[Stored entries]
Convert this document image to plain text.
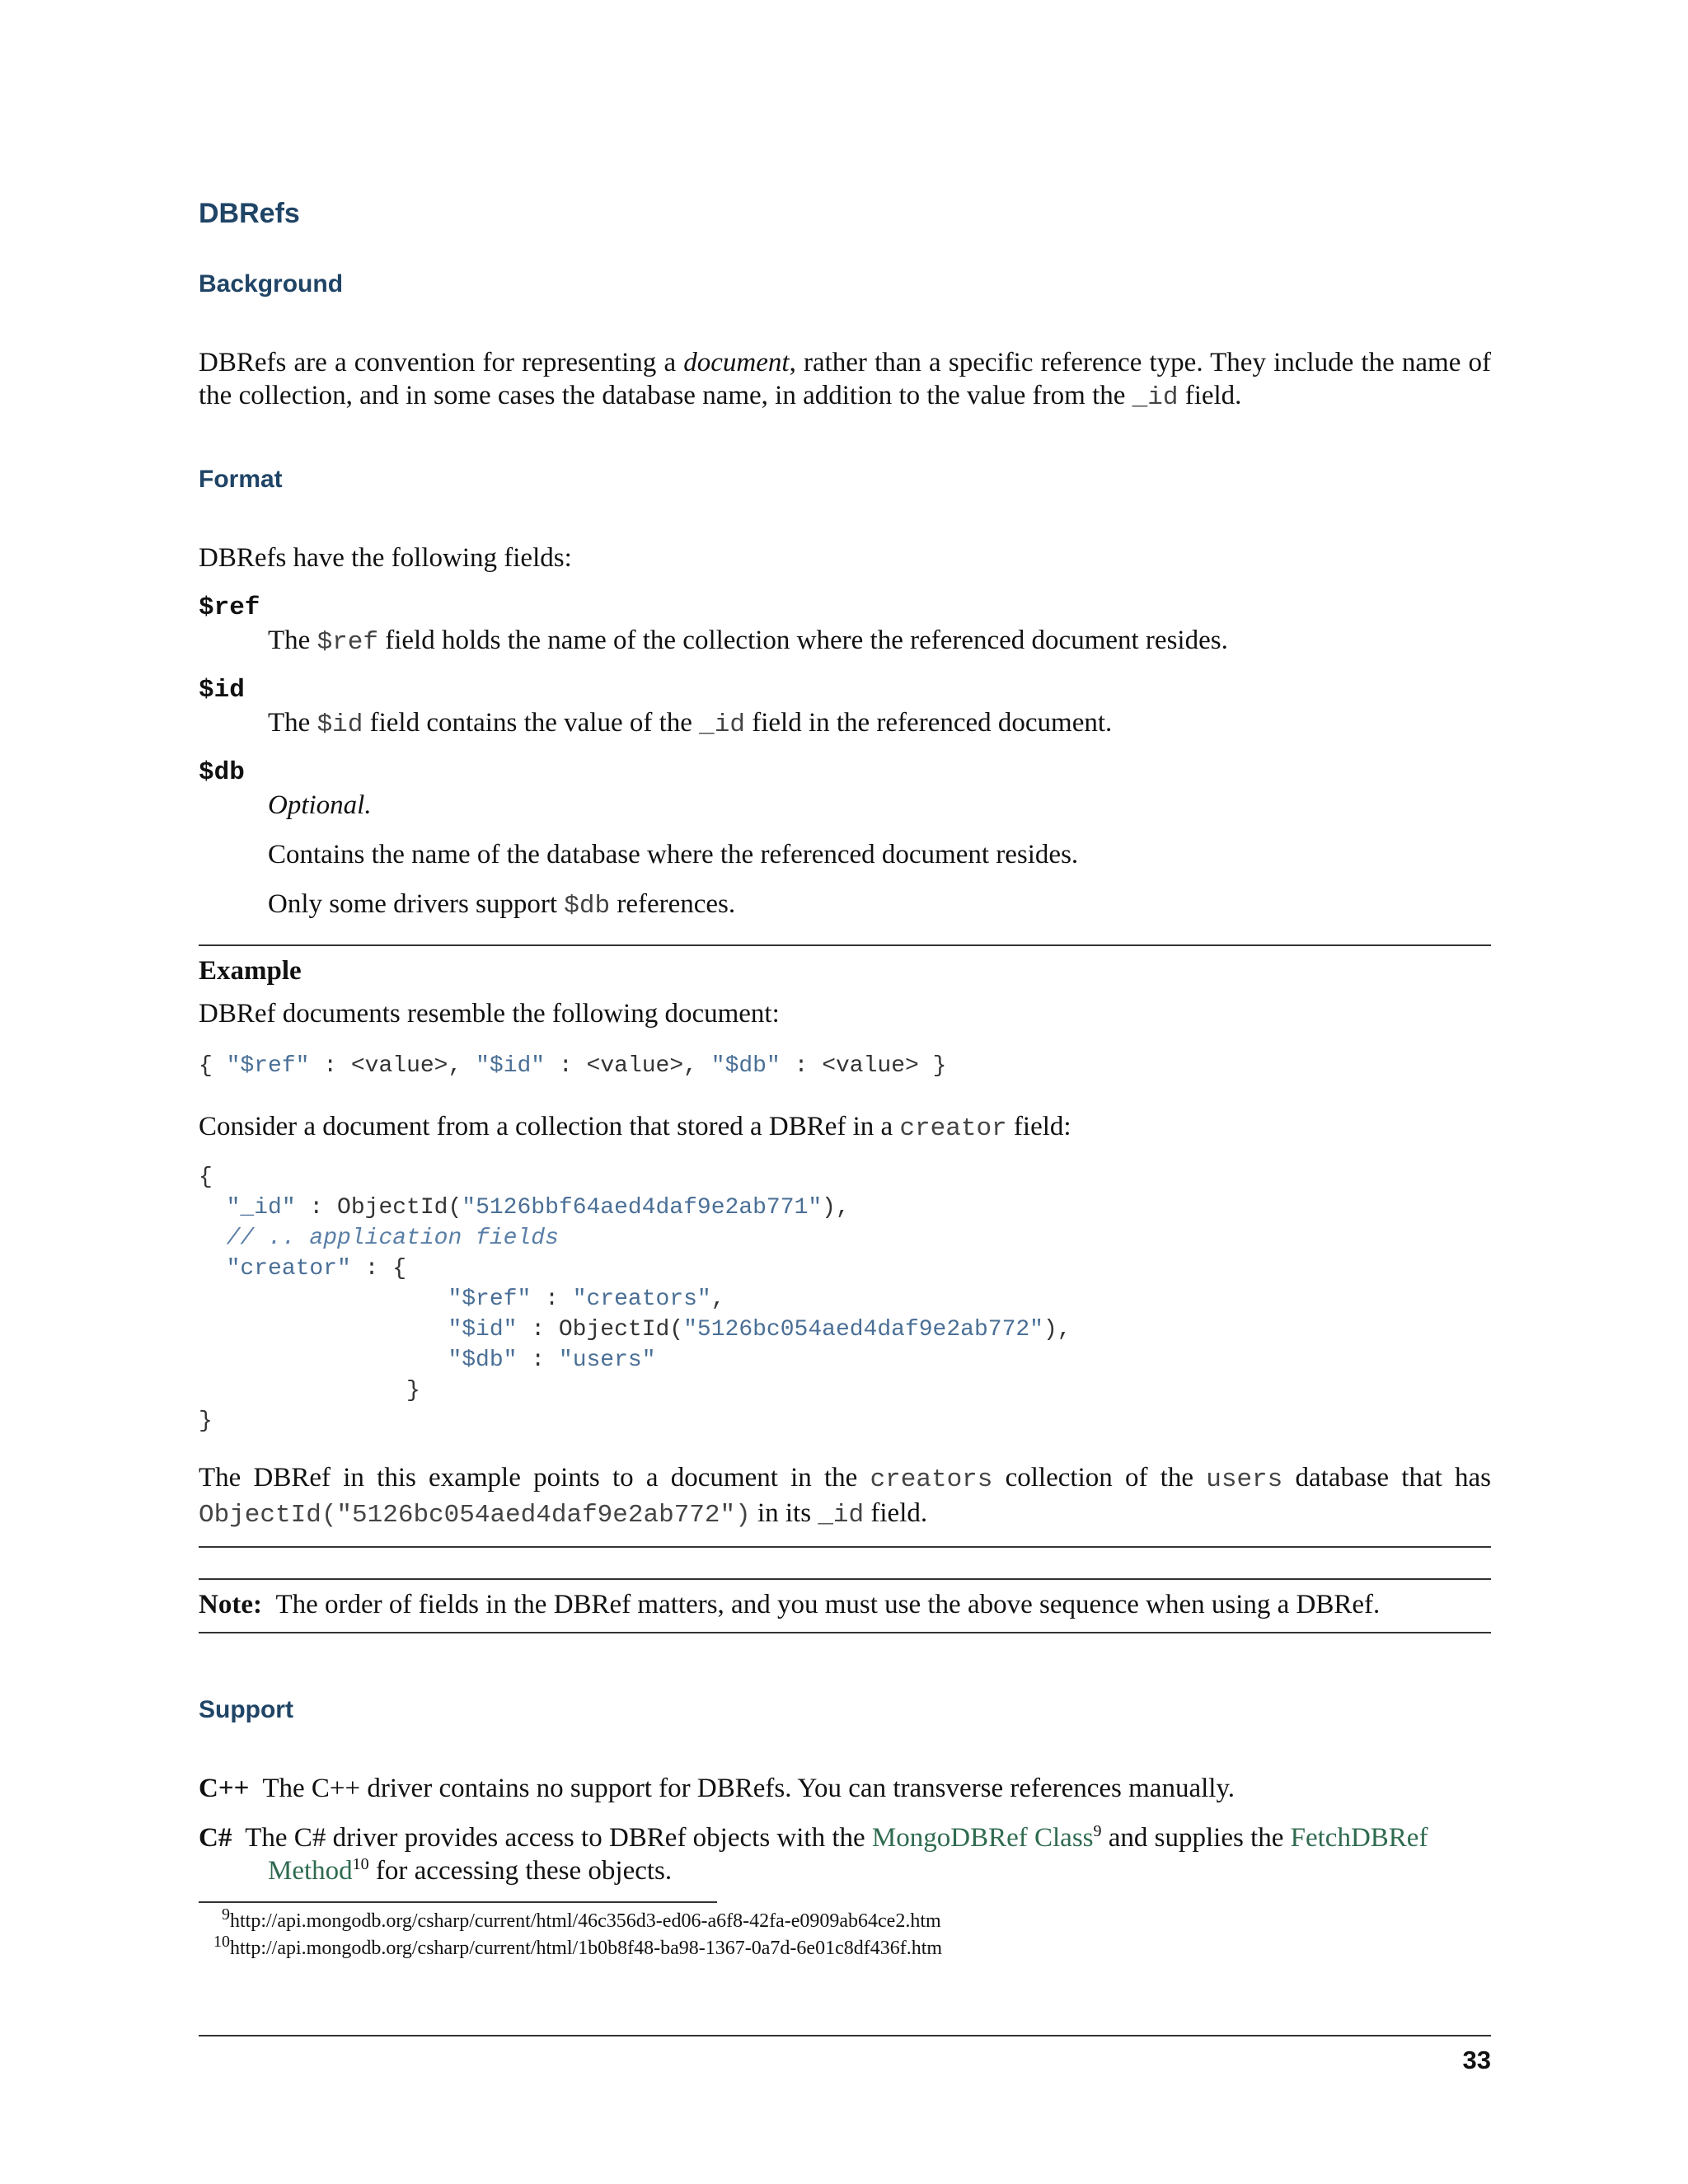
DBRefs
Background
DBRefs are a convention for representing a document, rather than a specific reference type. They include the name of the collection, and in some cases the database name, in addition to the value from the _id field.
Format
DBRefs have the following fields:
$ref
The $ref field holds the name of the collection where the referenced document resides.
$id
The $id field contains the value of the _id field in the referenced document.
$db
Optional.
Contains the name of the database where the referenced document resides.
Only some drivers support $db references.
Example
DBRef documents resemble the following document:
{ "$ref" : <value>, "$id" : <value>, "$db" : <value> }
Consider a document from a collection that stored a DBRef in a creator field:
{
"_id" : ObjectId("5126bbf64aed4daf9e2ab771"),
// .. application fields
"creator" : {
"$ref" : "creators",
"$id" : ObjectId("5126bc054aed4daf9e2ab772"),
"$db" : "users"
}
}
The DBRef in this example points to a document in the creators collection of the users database that has ObjectId("5126bc054aed4daf9e2ab772") in its _id field.
Note: The order of fields in the DBRef matters, and you must use the above sequence when using a DBRef.
Support
C++ The C++ driver contains no support for DBRefs. You can transverse references manually.
C# The C# driver provides access to DBRef objects with the MongoDBRef Class$^9$ and supplies the FetchDBRef
Method$^{10}$ for accessing these objects.
$^9$http://api.mongodb.org/csharp/current/html/46c356d3-ed06-a6f8-42fa-e0909ab64ce2.htm
$^{10}$http://api.mongodb.org/csharp/current/html/1b0b8f48-ba98-1367-0a7d-6e01c8df436f.htm
33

What needs to be done -
Write every entry out again exactly, dropping the pictures.

Problem solution -
Convert this document image to plain text.
DBRefs
Background
DBRefs are a convention for representing a document, rather than a specific reference type. They include the name of the collection, and in some cases the database name, in addition to the value from the _id field.
Format
DBRefs have the following fields:
$ref
The $ref field holds the name of the collection where the referenced document resides.
$id
The $id field contains the value of the _id field in the referenced document.
$db
Optional.
Contains the name of the database where the referenced document resides.
Only some drivers support $db references.
Example
DBRef documents resemble the following document:
{ "$ref" : <value>, "$id" : <value>, "$db" : <value> }
Consider a document from a collection that stored a DBRef in a creator field:
{
"_id" : ObjectId("5126bbf64aed4daf9e2ab771"),
// .. application fields
"creator" : {
"$ref" : "creators",
"$id" : ObjectId("5126bc054aed4daf9e2ab772"),
"$db" : "users"
}
}
The DBRef in this example points to a document in the creators collection of the users database that has ObjectId("5126bc054aed4daf9e2ab772") in its _id field.
Note: The order of fields in the DBRef matters, and you must use the above sequence when using a DBRef.
Support
C++ The C++ driver contains no support for DBRefs. You can transverse references manually.
C# The C# driver provides access to DBRef objects with the MongoDBRef Class$^9$ and supplies the FetchDBRef
Method$^{10}$ for accessing these objects.
$^9$http://api.mongodb.org/csharp/current/html/46c356d3-ed06-a6f8-42fa-e0909ab64ce2.htm
$^{10}$http://api.mongodb.org/csharp/current/html/1b0b8f48-ba98-1367-0a7d-6e01c8df436f.htm
33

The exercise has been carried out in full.